Challenge => Your task is to repeat the listing exactly.

Task inputs =>
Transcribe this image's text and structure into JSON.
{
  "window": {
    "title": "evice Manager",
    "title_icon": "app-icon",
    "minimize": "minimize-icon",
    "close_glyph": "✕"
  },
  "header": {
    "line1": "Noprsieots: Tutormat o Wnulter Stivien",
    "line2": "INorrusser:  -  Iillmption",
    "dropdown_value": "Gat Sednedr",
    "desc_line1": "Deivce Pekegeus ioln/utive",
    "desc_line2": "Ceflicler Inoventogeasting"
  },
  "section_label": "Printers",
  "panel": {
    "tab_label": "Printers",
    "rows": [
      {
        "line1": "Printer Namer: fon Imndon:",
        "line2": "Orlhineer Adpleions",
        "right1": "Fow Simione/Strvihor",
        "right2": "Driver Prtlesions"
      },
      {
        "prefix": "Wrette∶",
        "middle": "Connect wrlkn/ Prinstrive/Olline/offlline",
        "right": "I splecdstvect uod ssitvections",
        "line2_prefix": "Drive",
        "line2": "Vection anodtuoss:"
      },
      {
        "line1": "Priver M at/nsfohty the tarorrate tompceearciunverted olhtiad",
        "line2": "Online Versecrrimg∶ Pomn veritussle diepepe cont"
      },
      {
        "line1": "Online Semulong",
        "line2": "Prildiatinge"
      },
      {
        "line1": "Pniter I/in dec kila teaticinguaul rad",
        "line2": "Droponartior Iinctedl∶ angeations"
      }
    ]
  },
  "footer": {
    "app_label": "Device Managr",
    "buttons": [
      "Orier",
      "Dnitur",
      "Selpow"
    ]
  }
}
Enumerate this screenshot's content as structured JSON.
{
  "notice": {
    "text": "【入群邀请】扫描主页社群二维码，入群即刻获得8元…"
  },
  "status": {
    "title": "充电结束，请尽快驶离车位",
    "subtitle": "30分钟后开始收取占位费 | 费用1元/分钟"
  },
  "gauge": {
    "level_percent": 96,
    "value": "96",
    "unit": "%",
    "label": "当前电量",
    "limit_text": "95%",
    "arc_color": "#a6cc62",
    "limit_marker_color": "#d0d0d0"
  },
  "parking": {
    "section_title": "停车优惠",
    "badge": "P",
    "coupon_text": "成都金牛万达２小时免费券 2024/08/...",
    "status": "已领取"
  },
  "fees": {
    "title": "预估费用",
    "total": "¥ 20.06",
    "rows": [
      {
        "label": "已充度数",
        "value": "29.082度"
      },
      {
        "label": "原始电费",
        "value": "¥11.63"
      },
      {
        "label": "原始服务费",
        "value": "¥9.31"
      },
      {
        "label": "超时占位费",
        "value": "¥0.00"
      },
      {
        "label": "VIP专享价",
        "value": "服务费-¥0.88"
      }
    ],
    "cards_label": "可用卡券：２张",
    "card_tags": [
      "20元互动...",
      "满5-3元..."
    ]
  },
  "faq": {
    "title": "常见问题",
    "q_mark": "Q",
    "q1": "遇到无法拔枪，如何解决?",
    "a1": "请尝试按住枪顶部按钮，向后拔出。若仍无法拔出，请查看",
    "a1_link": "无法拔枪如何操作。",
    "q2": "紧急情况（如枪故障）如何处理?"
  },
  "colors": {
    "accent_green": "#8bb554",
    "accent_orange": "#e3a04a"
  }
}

The output =>
Transcribe this image's text and structure into JSON.
{
  "window": {
    "title": "evice Manager",
    "title_icon": "app-icon",
    "minimize": "minimize-icon",
    "close_glyph": "✕"
  },
  "header": {
    "line1": "Noprsieots: Tutormat o Wnulter Stivien",
    "line2": "INorrusser:  -  Iillmption",
    "dropdown_value": "Gat Sednedr",
    "desc_line1": "Deivce Pekegeus ioln/utive",
    "desc_line2": "Ceflicler Inoventogeasting"
  },
  "section_label": "Printers",
  "panel": {
    "tab_label": "Printers",
    "rows": [
      {
        "line1": "Printer Namer: fon Imndon:",
        "line2": "Orlhineer Adpleions",
        "right1": "Fow Simione/Strvihor",
        "right2": "Driver Prtlesions"
      },
      {
        "prefix": "Wrette∶",
        "middle": "Connect wrlkn/ Prinstrive/Olline/offlline",
        "right": "I splecdstvect uod ssitvections",
        "line2_prefix": "Drive",
        "line2": "Vection anodtuoss:"
      },
      {
        "line1": "Priver M at/nsfohty the tarorrate tompceearciunverted olhtiad",
        "line2": "Online Versecrrimg∶ Pomn veritussle diepepe cont"
      },
      {
        "line1": "Online Semulong",
        "line2": "Prildiatinge"
      },
      {
        "line1": "Pniter I/in dec kila teaticinguaul rad",
        "line2": "Droponartior Iinctedl∶ angeations"
      }
    ]
  },
  "footer": {
    "app_label": "Device Managr",
    "buttons": [
      "Orier",
      "Dnitur",
      "Selpow"
    ]
  }
}
Enumerate this screenshot's content as structured JSON.
{
  "notice": {
    "text": "【入群邀请】扫描主页社群二维码，入群即刻获得8元…"
  },
  "status": {
    "title": "充电结束，请尽快驶离车位",
    "subtitle": "30分钟后开始收取占位费 | 费用1元/分钟"
  },
  "gauge": {
    "level_percent": 96,
    "value": "96",
    "unit": "%",
    "label": "当前电量",
    "limit_text": "95%",
    "arc_color": "#a6cc62",
    "limit_marker_color": "#d0d0d0"
  },
  "parking": {
    "section_title": "停车优惠",
    "badge": "P",
    "coupon_text": "成都金牛万达２小时免费券 2024/08/...",
    "status": "已领取"
  },
  "fees": {
    "title": "预估费用",
    "total": "¥ 20.06",
    "rows": [
      {
        "label": "已充度数",
        "value": "29.082度"
      },
      {
        "label": "原始电费",
        "value": "¥11.63"
      },
      {
        "label": "原始服务费",
        "value": "¥9.31"
      },
      {
        "label": "超时占位费",
        "value": "¥0.00"
      },
      {
        "label": "VIP专享价",
        "value": "服务费-¥0.88"
      }
    ],
    "cards_label": "可用卡券：２张",
    "card_tags": [
      "20元互动...",
      "满5-3元..."
    ]
  },
  "faq": {
    "title": "常见问题",
    "q_mark": "Q",
    "q1": "遇到无法拔枪，如何解决?",
    "a1": "请尝试按住枪顶部按钮，向后拔出。若仍无法拔出，请查看",
    "a1_link": "无法拔枪如何操作。",
    "q2": "紧急情况（如枪故障）如何处理?"
  },
  "colors": {
    "accent_green": "#8bb554",
    "accent_orange": "#e3a04a"
  }
}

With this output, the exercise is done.